Data excerpts —
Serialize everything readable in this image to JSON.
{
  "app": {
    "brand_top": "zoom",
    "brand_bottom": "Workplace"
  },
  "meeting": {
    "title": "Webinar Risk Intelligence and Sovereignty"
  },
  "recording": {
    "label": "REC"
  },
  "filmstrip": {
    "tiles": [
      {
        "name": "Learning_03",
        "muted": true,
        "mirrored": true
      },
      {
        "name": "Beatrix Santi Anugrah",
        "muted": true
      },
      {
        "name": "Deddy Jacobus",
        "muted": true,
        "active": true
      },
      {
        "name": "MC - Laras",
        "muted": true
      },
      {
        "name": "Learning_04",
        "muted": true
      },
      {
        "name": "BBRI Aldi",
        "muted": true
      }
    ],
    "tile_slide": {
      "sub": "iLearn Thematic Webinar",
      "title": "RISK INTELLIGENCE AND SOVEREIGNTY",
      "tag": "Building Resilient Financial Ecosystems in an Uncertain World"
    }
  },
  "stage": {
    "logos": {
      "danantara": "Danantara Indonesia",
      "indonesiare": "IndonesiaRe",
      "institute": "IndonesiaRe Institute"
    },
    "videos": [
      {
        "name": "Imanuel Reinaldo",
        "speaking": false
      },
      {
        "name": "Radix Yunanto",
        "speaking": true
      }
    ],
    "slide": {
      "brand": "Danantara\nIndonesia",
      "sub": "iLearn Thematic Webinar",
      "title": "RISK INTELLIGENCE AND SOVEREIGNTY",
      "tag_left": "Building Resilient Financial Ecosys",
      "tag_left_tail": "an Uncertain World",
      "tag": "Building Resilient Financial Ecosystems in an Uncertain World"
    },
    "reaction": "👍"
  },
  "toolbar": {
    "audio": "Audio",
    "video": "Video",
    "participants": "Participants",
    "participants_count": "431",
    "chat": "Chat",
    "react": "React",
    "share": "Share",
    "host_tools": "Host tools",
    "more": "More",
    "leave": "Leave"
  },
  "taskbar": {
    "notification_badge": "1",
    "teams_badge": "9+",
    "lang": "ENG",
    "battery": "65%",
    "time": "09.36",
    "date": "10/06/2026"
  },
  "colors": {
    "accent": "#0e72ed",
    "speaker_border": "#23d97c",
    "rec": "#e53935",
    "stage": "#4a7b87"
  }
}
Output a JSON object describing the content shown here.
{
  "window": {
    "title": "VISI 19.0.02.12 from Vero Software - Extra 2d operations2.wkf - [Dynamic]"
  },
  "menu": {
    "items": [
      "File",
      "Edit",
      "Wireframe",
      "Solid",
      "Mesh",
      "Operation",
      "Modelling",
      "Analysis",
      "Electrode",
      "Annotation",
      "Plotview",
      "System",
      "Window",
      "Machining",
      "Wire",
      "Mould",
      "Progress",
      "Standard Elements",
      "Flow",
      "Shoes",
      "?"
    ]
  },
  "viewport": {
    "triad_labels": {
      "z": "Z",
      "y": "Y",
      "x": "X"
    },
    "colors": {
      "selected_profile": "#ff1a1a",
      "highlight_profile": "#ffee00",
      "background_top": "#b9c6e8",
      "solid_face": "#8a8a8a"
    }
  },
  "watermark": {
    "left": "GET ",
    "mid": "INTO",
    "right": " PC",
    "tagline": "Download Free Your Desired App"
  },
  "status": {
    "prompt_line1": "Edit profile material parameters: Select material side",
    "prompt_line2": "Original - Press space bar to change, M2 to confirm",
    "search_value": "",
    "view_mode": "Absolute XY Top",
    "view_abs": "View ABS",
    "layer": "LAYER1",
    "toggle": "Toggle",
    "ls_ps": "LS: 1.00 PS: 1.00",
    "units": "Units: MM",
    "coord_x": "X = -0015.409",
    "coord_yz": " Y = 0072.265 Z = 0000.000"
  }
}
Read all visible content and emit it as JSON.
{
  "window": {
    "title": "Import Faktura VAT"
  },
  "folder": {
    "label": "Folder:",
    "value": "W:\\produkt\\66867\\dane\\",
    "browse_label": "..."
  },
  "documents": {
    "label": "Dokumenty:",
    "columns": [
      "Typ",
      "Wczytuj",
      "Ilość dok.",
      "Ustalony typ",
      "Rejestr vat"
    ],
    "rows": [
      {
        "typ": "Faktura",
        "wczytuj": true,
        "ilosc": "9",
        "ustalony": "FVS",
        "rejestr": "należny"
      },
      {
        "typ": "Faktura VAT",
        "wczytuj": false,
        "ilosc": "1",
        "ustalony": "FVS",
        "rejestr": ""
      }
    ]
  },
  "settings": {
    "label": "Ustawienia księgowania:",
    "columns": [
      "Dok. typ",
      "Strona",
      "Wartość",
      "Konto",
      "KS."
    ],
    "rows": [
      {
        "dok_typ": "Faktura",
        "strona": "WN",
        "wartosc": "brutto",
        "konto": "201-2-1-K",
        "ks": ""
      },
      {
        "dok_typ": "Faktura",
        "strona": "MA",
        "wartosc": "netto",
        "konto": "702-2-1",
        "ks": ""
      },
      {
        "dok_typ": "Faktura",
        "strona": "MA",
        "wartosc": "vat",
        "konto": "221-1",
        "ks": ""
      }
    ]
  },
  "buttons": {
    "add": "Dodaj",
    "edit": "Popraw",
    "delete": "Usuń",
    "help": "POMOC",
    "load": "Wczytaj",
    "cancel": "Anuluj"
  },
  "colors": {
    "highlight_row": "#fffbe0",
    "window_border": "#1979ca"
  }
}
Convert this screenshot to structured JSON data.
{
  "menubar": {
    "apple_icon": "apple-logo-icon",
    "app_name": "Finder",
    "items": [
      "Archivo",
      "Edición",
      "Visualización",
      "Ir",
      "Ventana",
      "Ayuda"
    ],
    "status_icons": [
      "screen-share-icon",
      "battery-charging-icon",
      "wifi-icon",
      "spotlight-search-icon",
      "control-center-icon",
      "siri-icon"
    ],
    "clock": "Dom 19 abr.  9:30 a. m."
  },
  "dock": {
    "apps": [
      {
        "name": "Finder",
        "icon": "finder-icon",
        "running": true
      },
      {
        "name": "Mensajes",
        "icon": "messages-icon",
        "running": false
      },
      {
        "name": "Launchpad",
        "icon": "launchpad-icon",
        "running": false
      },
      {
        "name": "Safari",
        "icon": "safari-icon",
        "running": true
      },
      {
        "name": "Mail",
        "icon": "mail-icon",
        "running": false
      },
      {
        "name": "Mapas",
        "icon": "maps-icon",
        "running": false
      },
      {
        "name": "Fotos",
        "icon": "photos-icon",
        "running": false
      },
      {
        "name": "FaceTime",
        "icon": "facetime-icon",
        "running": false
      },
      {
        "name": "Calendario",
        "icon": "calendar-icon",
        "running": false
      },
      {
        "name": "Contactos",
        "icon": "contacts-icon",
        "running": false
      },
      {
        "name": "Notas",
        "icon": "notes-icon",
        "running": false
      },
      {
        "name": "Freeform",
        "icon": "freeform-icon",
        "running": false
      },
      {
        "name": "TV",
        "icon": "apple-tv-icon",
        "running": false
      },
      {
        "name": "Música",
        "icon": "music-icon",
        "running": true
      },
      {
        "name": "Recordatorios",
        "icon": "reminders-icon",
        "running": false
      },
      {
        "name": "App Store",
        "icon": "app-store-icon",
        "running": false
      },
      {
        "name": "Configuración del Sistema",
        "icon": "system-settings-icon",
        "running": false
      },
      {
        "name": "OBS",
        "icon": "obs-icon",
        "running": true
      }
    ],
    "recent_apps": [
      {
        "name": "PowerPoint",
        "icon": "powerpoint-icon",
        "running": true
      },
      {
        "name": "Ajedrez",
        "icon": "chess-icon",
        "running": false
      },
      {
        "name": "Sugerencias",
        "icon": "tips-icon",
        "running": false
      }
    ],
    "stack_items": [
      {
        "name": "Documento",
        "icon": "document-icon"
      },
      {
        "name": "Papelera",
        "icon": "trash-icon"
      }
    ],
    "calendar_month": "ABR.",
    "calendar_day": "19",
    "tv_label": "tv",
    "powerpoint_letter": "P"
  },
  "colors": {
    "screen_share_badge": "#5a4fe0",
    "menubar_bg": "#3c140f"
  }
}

EXERCISE AIM — What is the number of lines in the listing above that contain the string "title"? Give only the number.

WRITTEN SOLUTION — 5